* [AIM]
Every line of the data that contains the string "them" must be copied.

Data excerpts
++++
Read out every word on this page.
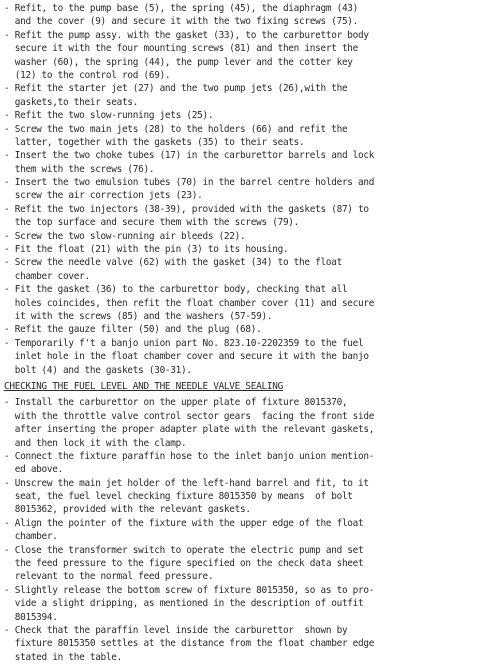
- Refit, to the pump base (5), the spring (45), the diaphragm (43)
and the cover (9) and secure it with the two fixing screws (75).
- Refit the pump assy. with the gasket (33), to the carburettor body
secure it with the four mounting screws (81) and then insert the
washer (60), the spring (44), the pump lever and the cotter key
(12) to the control rod (69).
- Refit the starter jet (27) and the two pump jets (26),with the
gaskets,to their seats.
- Refit the two slow-running jets (25).
- Screw the two main jets (28) to the holders (66) and refit the
latter, together with the gaskets (35) to their seats.
- Insert the two choke tubes (17) in the carburettor barrels and lock
them with the screws (76).
- Insert the two emulsion tubes (70) in the barrel centre holders and
screw the air correction jets (23).
- Refit the two injectors (38-39), provided with the gaskets (87) to
the top surface and secure them with the screws (79).
- Screw the two slow-running air bleeds (22).
- Fit the float (21) with the pin (3) to its housing.
- Screw the needle valve (62) with the gasket (34) to the float
chamber cover.
- Fit the gasket (36) to the carburettor body, checking that all
holes coincides, then refit the float chamber cover (11) and secure
it with the screws (85) and the washers (57-59).
- Refit the gauze filter (50) and the plug (68).
- Temporarily f't a banjo union part No. 823.10-2202359 to the fuel
inlet hole in the float chamber cover and secure it with the banjo
bolt (4) and the gaskets (30-31).
CHECKING THE FUEL LEVEL AND THE NEEDLE VALVE SEALING
- Install the carburettor on the upper plate of fixture 8015370,
with the throttle valve control sector gears  facing the front side
after inserting the proper adapter plate with the relevant gaskets,
and then lock it with the clamp.
- Connect the fixture paraffin hose to the inlet banjo union mention-
ed above.
- Unscrew the main jet holder of the left-hand barrel and fit, to it
seat, the fuel level checking fixture 8015350 by means  of bolt
8015362, provided with the relevant gaskets.
- Align the pointer of the fixture with the upper edge of the float
chamber.
- Close the transformer switch to operate the electric pump and set
the feed pressure to the figure specified on the check data sheet
relevant to the normal feed pressure.
- Slightly release the bottom screw of fixture 8015350, so as to pro-
vide a slight dripping, as mentioned in the description of outfit
8015394.
- Check that the paraffin level inside the carburettor  shown by
fixture 8015350 settles at the distance from the float chamber edge
stated in the table.
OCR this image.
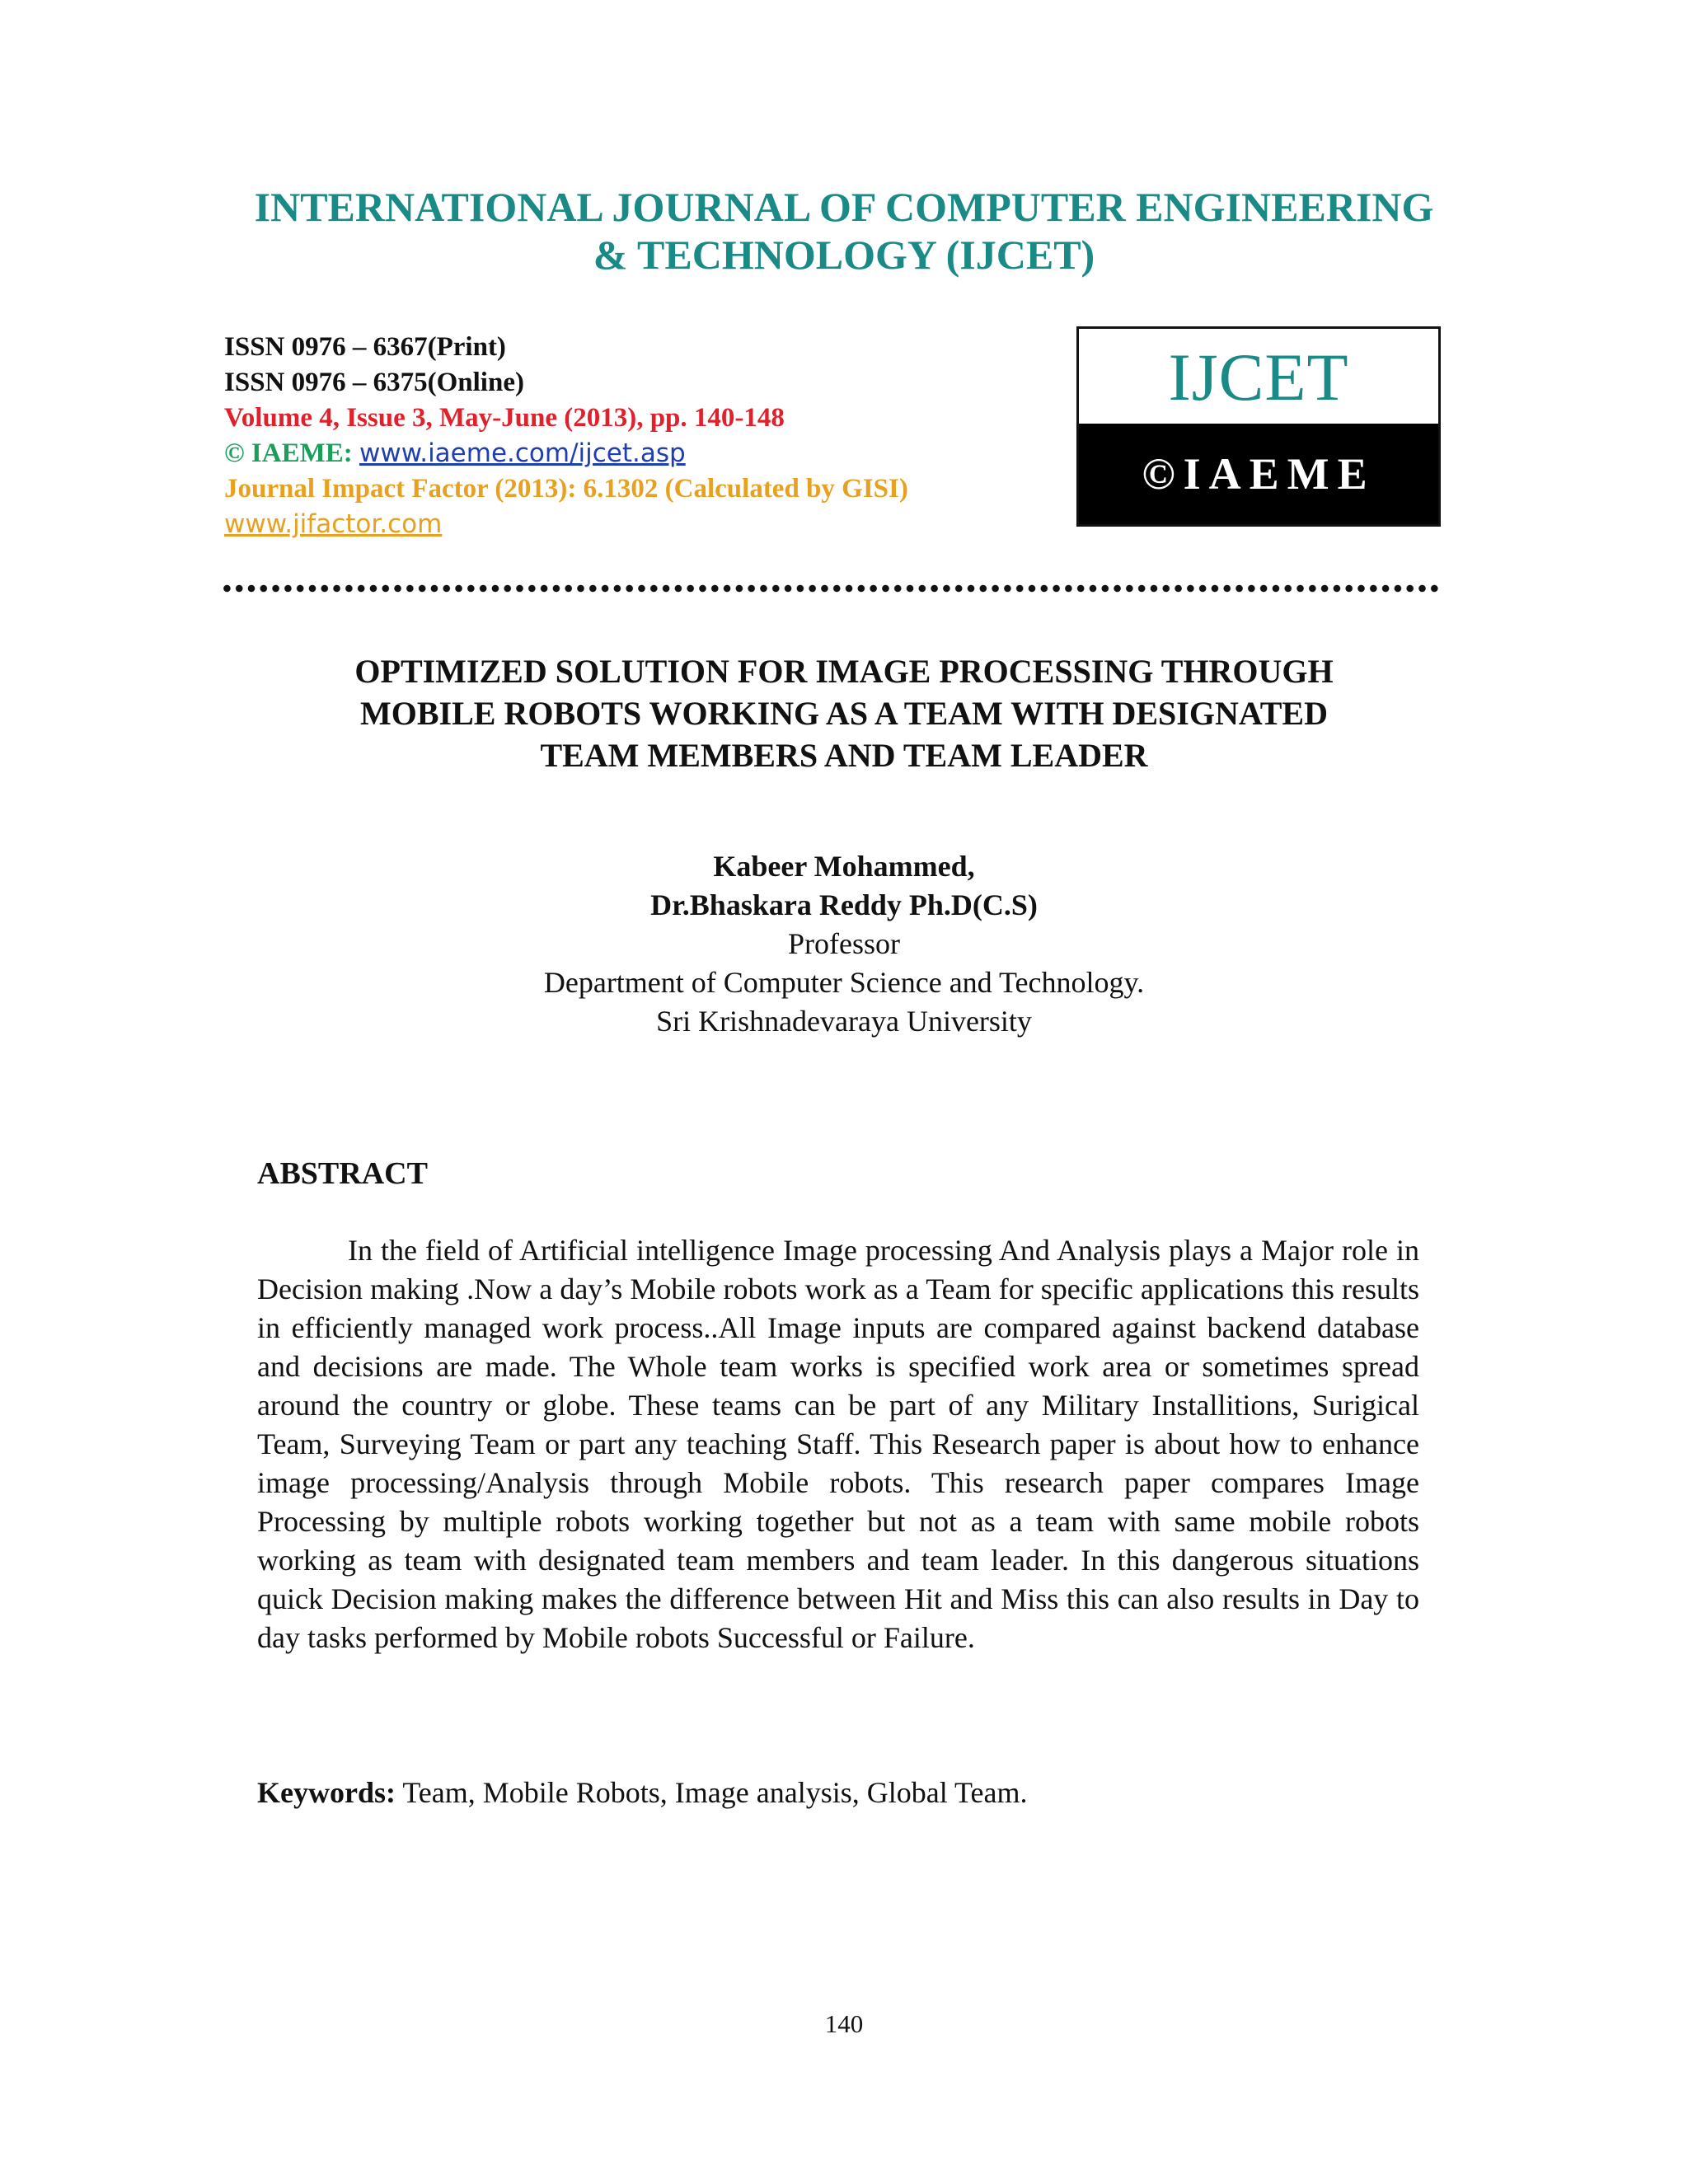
INTERNATIONAL JOURNAL OF COMPUTER ENGINEERING
& TECHNOLOGY (IJCET)
ISSN 0976 – 6367(Print)
ISSN 0976 – 6375(Online)
Volume 4, Issue 3, May-June (2013), pp. 140-148
© IAEME: www.iaeme.com/ijcet.asp
Journal Impact Factor (2013): 6.1302 (Calculated by GISI)
www.jifactor.com
IJCET
©IAEME
OPTIMIZED SOLUTION FOR IMAGE PROCESSING THROUGH
MOBILE ROBOTS WORKING AS A TEAM WITH DESIGNATED
TEAM MEMBERS AND TEAM LEADER
Kabeer Mohammed,
Dr.Bhaskara Reddy Ph.D(C.S)
Professor
Department of Computer Science and Technology.
Sri Krishnadevaraya University
ABSTRACT

In the field of Artificial intelligence Image processing And Analysis plays a Major role in Decision making .Now a day’s Mobile robots work as a Team for specific applications this results in efficiently managed work process..All Image inputs are compared against backend database and decisions are made. The Whole team works is specified work area or sometimes spread around the country or globe. These teams can be part of any Military Installitions, Surigical Team, Surveying Team or part any teaching Staff. This Research paper is about how to enhance image processing/Analysis through Mobile robots. This research paper compares Image Processing by multiple robots working together but not as a team with same mobile robots working as team with designated team members and team leader. In this dangerous situations quick Decision making makes the difference between Hit and Miss this can also results in Day to day tasks performed by Mobile robots Successful or Failure.

Keywords: Team, Mobile Robots, Image analysis, Global Team.
140
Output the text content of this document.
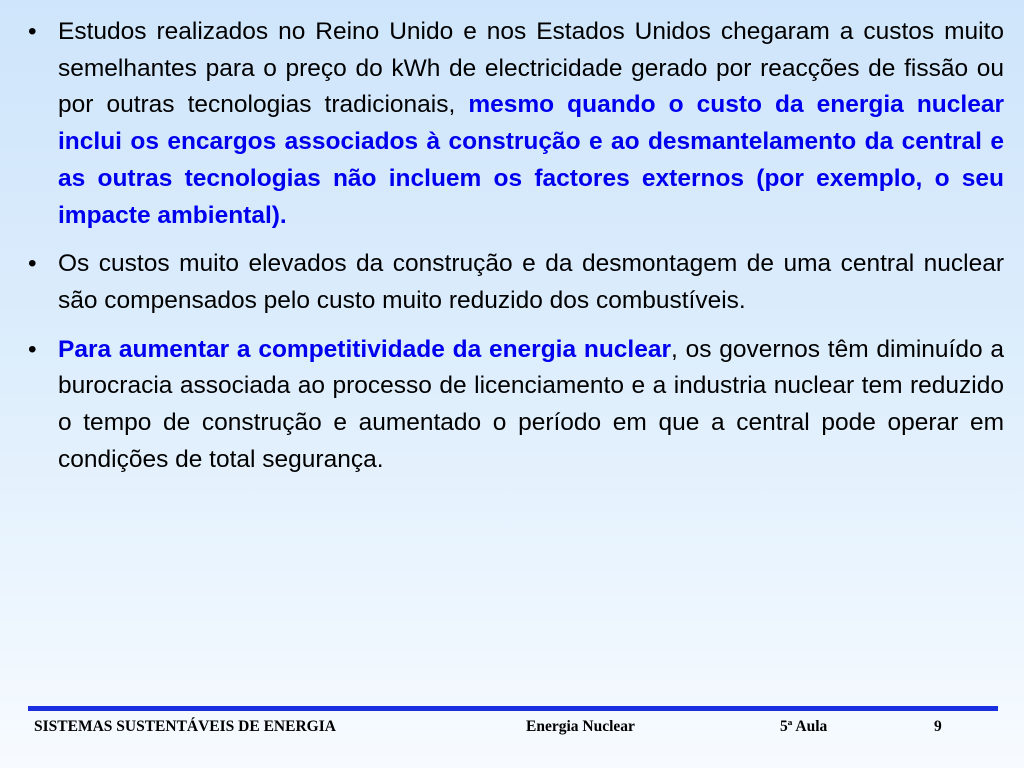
• Estudos realizados no Reino Unido e nos Estados Unidos chegaram a custos muito semelhantes para o preço do kWh de electricidade gerado por reacções de fissão ou por outras tecnologias tradicionais, mesmo quando o custo da energia nuclear inclui os encargos associados à construção e ao desmantelamento da central e as outras tecnologias não incluem os factores externos (por exemplo, o seu impacte ambiental).
• Os custos muito elevados da construção e da desmontagem de uma central nuclear são compensados pelo custo muito reduzido dos combustíveis.
• Para aumentar a competitividade da energia nuclear, os governos têm diminuído a burocracia associada ao processo de licenciamento e a industria nuclear tem reduzido o tempo de construção e aumentado o período em que a central pode operar em condições de total segurança.
SISTEMAS SUSTENTÁVEIS DE ENERGIA	Energia Nuclear	5ª Aula	9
++++
* [ANSWER TO THE TASK]
them with the screws (76).
the top surface and secure them with the screws (79).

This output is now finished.